In the listing below, locate the lines bearing the word "based". Copy every one of them.

===============

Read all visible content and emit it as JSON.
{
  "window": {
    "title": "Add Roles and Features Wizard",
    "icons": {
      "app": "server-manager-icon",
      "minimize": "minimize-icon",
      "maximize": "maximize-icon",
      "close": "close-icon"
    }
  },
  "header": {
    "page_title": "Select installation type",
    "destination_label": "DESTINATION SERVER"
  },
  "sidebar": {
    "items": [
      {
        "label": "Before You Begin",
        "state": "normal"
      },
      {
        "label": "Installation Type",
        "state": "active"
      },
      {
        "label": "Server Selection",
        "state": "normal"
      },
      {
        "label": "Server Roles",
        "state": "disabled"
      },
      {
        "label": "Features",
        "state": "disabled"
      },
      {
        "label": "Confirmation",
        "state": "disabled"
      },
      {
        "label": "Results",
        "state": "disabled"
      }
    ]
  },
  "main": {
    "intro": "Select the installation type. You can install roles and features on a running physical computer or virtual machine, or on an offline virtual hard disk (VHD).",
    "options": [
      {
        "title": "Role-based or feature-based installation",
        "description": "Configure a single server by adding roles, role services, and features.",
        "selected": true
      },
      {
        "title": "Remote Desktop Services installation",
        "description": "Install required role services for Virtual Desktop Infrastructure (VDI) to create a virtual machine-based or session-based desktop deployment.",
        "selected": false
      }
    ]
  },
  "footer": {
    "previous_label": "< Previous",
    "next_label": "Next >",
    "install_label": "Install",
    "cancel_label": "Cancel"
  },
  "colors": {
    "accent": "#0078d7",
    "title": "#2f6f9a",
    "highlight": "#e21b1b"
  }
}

===============

Written response
        "title": "Role-based or feature-based installation",
        "description": "Install required role services for Virtual Desktop Infrastructure (VDI) to create a virtual machine-based or session-based desktop deployment.",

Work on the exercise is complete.